══ SOURCE MATERIAL ══

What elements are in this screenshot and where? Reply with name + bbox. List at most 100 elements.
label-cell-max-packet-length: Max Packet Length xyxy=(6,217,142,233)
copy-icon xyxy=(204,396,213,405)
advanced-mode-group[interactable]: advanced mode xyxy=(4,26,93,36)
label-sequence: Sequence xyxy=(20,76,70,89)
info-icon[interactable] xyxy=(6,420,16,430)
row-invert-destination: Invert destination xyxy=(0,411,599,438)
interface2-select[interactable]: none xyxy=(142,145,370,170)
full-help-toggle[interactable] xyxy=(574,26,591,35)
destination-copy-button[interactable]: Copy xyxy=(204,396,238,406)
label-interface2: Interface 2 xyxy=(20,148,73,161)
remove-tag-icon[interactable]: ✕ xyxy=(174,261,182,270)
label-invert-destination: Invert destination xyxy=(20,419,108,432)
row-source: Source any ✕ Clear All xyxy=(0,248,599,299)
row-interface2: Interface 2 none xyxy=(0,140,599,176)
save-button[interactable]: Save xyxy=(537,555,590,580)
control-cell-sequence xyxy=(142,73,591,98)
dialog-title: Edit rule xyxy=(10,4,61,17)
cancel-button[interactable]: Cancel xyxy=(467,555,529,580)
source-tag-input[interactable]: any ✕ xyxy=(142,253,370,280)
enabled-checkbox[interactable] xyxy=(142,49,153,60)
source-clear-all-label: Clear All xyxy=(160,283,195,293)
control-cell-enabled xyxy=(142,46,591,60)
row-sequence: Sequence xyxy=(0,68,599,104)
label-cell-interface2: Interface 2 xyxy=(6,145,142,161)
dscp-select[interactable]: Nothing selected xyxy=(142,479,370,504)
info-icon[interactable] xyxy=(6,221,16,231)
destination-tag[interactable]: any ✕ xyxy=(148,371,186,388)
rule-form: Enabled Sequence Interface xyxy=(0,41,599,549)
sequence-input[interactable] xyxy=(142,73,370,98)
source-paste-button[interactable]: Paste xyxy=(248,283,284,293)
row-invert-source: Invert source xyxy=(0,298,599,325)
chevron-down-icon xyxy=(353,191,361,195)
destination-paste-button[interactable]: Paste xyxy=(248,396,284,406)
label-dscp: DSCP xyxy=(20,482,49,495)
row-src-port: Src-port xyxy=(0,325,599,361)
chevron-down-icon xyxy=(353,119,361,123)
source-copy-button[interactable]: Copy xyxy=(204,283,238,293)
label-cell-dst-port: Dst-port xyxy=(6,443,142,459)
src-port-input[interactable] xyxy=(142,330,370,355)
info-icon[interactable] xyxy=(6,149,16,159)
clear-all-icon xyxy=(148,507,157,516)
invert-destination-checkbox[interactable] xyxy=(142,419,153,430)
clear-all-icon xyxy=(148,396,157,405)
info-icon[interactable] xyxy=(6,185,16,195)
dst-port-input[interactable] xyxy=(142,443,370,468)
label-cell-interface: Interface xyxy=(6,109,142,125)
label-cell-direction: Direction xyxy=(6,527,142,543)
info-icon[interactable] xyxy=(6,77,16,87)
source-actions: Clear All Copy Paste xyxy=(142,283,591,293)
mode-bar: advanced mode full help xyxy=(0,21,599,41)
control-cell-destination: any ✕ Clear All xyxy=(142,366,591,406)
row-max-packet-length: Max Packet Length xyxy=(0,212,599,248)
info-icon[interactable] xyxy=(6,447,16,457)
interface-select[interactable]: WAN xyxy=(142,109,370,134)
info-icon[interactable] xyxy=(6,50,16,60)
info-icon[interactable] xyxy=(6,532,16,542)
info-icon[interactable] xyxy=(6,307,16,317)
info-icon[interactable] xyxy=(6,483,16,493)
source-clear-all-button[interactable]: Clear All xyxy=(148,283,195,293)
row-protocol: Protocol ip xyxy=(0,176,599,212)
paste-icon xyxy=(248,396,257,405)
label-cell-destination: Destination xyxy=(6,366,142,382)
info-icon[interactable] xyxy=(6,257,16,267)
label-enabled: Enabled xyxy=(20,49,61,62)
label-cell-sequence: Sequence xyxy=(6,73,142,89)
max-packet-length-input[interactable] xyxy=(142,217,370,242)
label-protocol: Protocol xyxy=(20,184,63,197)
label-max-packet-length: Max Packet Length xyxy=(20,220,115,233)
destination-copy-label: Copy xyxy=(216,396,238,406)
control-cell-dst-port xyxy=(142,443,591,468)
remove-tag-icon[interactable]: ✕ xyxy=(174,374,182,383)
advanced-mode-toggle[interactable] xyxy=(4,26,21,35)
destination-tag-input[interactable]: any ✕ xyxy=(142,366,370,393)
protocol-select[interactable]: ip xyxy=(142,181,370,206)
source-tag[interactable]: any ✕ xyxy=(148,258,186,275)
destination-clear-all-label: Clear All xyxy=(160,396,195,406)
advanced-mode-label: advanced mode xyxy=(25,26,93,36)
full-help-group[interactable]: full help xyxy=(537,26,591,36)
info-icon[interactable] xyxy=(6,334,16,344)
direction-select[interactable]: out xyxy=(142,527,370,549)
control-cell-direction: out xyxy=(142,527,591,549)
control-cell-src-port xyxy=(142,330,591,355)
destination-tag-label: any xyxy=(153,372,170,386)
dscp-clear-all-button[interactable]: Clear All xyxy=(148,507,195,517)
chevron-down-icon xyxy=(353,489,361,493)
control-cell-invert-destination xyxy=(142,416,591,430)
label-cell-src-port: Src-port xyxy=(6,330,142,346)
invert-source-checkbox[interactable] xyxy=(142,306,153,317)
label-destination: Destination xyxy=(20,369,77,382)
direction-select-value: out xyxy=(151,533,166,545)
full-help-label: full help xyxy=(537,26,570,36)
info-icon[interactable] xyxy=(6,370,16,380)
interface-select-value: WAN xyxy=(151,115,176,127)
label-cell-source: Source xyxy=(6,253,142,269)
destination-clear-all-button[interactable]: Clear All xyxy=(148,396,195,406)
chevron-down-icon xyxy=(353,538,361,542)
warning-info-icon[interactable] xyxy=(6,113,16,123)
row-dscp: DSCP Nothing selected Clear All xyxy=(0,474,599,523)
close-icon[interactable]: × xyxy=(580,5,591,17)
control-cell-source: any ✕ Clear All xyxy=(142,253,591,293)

═══

TO DO:
Please put every line of the material above into a numbered list, leaving out any blank lines.

RESULT FOR THIS EXERCISE:
1. What elements are in this screenshot and where? Reply with name + bbox. List at most 100 elements.
2. label-cell-max-packet-length: Max Packet Length xyxy=(6,217,142,233)
3. copy-icon xyxy=(204,396,213,405)
4. advanced-mode-group[interactable]: advanced mode xyxy=(4,26,93,36)
5. label-sequence: Sequence xyxy=(20,76,70,89)
6. info-icon[interactable] xyxy=(6,420,16,430)
7. row-invert-destination: Invert destination xyxy=(0,411,599,438)
8. interface2-select[interactable]: none xyxy=(142,145,370,170)
9. full-help-toggle[interactable] xyxy=(574,26,591,35)
10. destination-copy-button[interactable]: Copy xyxy=(204,396,238,406)
11. label-interface2: Interface 2 xyxy=(20,148,73,161)
12. remove-tag-icon[interactable]: ✕ xyxy=(174,261,182,270)
13. label-invert-destination: Invert destination xyxy=(20,419,108,432)
14. row-source: Source any ✕ Clear All xyxy=(0,248,599,299)
15. row-interface2: Interface 2 none xyxy=(0,140,599,176)
16. save-button[interactable]: Save xyxy=(537,555,590,580)
17. control-cell-sequence xyxy=(142,73,591,98)
18. dialog-title: Edit rule xyxy=(10,4,61,17)
19. cancel-button[interactable]: Cancel xyxy=(467,555,529,580)
20. source-tag-input[interactable]: any ✕ xyxy=(142,253,370,280)
21. enabled-checkbox[interactable] xyxy=(142,49,153,60)
22. source-clear-all-label: Clear All xyxy=(160,283,195,293)
23. control-cell-enabled xyxy=(142,46,591,60)
24. row-sequence: Sequence xyxy=(0,68,599,104)
25. label-cell-interface2: Interface 2 xyxy=(6,145,142,161)
26. dscp-select[interactable]: Nothing selected xyxy=(142,479,370,504)
27. info-icon[interactable] xyxy=(6,221,16,231)
28. destination-tag[interactable]: any ✕ xyxy=(148,371,186,388)
29. rule-form: Enabled Sequence Interface xyxy=(0,41,599,549)
30. sequence-input[interactable] xyxy=(142,73,370,98)
31. source-paste-button[interactable]: Paste xyxy=(248,283,284,293)
32. row-invert-source: Invert source xyxy=(0,298,599,325)
33. chevron-down-icon xyxy=(353,191,361,195)
34. destination-paste-button[interactable]: Paste xyxy=(248,396,284,406)
35. label-dscp: DSCP xyxy=(20,482,49,495)
36. row-src-port: Src-port xyxy=(0,325,599,361)
37. chevron-down-icon xyxy=(353,119,361,123)
38. source-copy-button[interactable]: Copy xyxy=(204,283,238,293)
39. label-cell-dst-port: Dst-port xyxy=(6,443,142,459)
40. src-port-input[interactable] xyxy=(142,330,370,355)
41. info-icon[interactable] xyxy=(6,149,16,159)
42. clear-all-icon xyxy=(148,507,157,516)
43. invert-destination-checkbox[interactable] xyxy=(142,419,153,430)
44. clear-all-icon xyxy=(148,396,157,405)
45. info-icon[interactable] xyxy=(6,185,16,195)
46. dst-port-input[interactable] xyxy=(142,443,370,468)
47. label-cell-interface: Interface xyxy=(6,109,142,125)
48. label-cell-direction: Direction xyxy=(6,527,142,543)
49. info-icon[interactable] xyxy=(6,77,16,87)
50. source-actions: Clear All Copy Paste xyxy=(142,283,591,293)
51. mode-bar: advanced mode full help xyxy=(0,21,599,41)
52. control-cell-destination: any ✕ Clear All xyxy=(142,366,591,406)
53. row-max-packet-length: Max Packet Length xyxy=(0,212,599,248)
54. info-icon[interactable] xyxy=(6,447,16,457)
55. interface-select[interactable]: WAN xyxy=(142,109,370,134)
56. info-icon[interactable] xyxy=(6,50,16,60)
57. info-icon[interactable] xyxy=(6,532,16,542)
58. info-icon[interactable] xyxy=(6,307,16,317)
59. info-icon[interactable] xyxy=(6,483,16,493)
60. source-clear-all-button[interactable]: Clear All xyxy=(148,283,195,293)
61. row-protocol: Protocol ip xyxy=(0,176,599,212)
62. paste-icon xyxy=(248,396,257,405)
63. label-cell-destination: Destination xyxy=(6,366,142,382)
64. info-icon[interactable] xyxy=(6,257,16,267)
65. label-enabled: Enabled xyxy=(20,49,61,62)
66. label-cell-sequence: Sequence xyxy=(6,73,142,89)
67. max-packet-length-input[interactable] xyxy=(142,217,370,242)
68. label-protocol: Protocol xyxy=(20,184,63,197)
69. label-max-packet-length: Max Packet Length xyxy=(20,220,115,233)
70. destination-copy-label: Copy xyxy=(216,396,238,406)
71. control-cell-dst-port xyxy=(142,443,591,468)
72. remove-tag-icon[interactable]: ✕ xyxy=(174,374,182,383)
73. advanced-mode-toggle[interactable] xyxy=(4,26,21,35)
74. destination-tag-input[interactable]: any ✕ xyxy=(142,366,370,393)
75. protocol-select[interactable]: ip xyxy=(142,181,370,206)
76. source-tag[interactable]: any ✕ xyxy=(148,258,186,275)
77. destination-clear-all-label: Clear All xyxy=(160,396,195,406)
78. advanced-mode-label: advanced mode xyxy=(25,26,93,36)
79. full-help-group[interactable]: full help xyxy=(537,26,591,36)
80. info-icon[interactable] xyxy=(6,334,16,344)
81. direction-select[interactable]: out xyxy=(142,527,370,549)
82. control-cell-direction: out xyxy=(142,527,591,549)
83. control-cell-src-port xyxy=(142,330,591,355)
84. destination-tag-label: any xyxy=(153,372,170,386)
85. dscp-clear-all-button[interactable]: Clear All xyxy=(148,507,195,517)
86. chevron-down-icon xyxy=(353,489,361,493)
87. control-cell-invert-destination xyxy=(142,416,591,430)
88. label-cell-src-port: Src-port xyxy=(6,330,142,346)
89. invert-source-checkbox[interactable] xyxy=(142,306,153,317)
90. label-destination: Destination xyxy=(20,369,77,382)
91. direction-select-value: out xyxy=(151,533,166,545)
92. full-help-label: full help xyxy=(537,26,570,36)
93. info-icon[interactable] xyxy=(6,370,16,380)
94. interface-select-value: WAN xyxy=(151,115,176,127)
95. label-cell-source: Source xyxy=(6,253,142,269)
96. destination-clear-all-button[interactable]: Clear All xyxy=(148,396,195,406)
97. chevron-down-icon xyxy=(353,538,361,542)
98. warning-info-icon[interactable] xyxy=(6,113,16,123)
99. row-dscp: DSCP Nothing selected Clear All xyxy=(0,474,599,523)
100. close-icon[interactable]: × xyxy=(580,5,591,17)
101. control-cell-source: any ✕ Clear All xyxy=(142,253,591,293)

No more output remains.